Extract each line of the records below that contains the word "tous".

▼

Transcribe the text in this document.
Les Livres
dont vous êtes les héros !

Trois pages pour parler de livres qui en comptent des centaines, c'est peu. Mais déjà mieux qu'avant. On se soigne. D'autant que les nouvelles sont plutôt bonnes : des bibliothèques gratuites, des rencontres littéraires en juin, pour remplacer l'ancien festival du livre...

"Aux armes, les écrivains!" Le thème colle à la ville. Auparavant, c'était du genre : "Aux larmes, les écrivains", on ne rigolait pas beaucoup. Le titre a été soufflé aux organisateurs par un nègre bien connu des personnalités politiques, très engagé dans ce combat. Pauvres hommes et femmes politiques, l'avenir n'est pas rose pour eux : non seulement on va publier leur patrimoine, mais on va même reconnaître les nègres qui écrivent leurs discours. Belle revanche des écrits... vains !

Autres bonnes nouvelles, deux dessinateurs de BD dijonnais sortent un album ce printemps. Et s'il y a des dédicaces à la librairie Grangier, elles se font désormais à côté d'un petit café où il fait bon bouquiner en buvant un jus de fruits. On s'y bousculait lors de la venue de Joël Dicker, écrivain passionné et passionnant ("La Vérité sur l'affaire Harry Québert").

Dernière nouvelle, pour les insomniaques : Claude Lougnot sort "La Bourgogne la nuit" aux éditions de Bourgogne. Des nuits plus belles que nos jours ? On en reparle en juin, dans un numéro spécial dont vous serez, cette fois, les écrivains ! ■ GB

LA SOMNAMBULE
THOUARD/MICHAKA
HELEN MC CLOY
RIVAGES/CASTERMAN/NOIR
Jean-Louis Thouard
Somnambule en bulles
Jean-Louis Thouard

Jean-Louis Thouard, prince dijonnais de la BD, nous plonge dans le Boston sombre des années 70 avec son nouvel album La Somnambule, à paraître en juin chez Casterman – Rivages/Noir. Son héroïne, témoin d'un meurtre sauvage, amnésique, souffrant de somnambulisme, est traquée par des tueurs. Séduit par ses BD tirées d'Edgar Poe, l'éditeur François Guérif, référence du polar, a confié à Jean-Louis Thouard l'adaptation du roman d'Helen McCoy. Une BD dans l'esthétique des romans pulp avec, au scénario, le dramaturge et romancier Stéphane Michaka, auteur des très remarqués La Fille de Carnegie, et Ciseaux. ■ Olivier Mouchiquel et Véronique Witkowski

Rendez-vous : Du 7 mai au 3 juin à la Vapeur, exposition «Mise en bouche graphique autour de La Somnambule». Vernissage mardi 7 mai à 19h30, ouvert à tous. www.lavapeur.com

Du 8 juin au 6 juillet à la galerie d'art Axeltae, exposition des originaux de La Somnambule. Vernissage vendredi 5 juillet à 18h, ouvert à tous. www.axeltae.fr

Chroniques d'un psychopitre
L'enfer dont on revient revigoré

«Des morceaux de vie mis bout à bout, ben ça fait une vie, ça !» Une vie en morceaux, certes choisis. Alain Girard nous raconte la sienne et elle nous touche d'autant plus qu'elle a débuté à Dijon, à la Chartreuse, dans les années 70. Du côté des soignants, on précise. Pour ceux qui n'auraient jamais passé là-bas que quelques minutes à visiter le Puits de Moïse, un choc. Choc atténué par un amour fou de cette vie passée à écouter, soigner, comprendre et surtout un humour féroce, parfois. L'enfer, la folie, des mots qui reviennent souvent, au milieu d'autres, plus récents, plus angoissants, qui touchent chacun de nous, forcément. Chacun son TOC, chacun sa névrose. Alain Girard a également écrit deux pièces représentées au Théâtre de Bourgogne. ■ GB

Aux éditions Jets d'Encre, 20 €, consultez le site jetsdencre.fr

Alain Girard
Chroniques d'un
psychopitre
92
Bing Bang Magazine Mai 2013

▲

### The output
Rendez-vous : Du 7 mai au 3 juin à la Vapeur, exposition «Mise en bouche graphique autour de La Somnambule». Vernissage mardi 7 mai à 19h30, ouvert à tous. www.lavapeur.com
Du 8 juin au 6 juillet à la galerie d'art Axeltae, exposition des originaux de La Somnambule. Vernissage vendredi 5 juillet à 18h, ouvert à tous. www.axeltae.fr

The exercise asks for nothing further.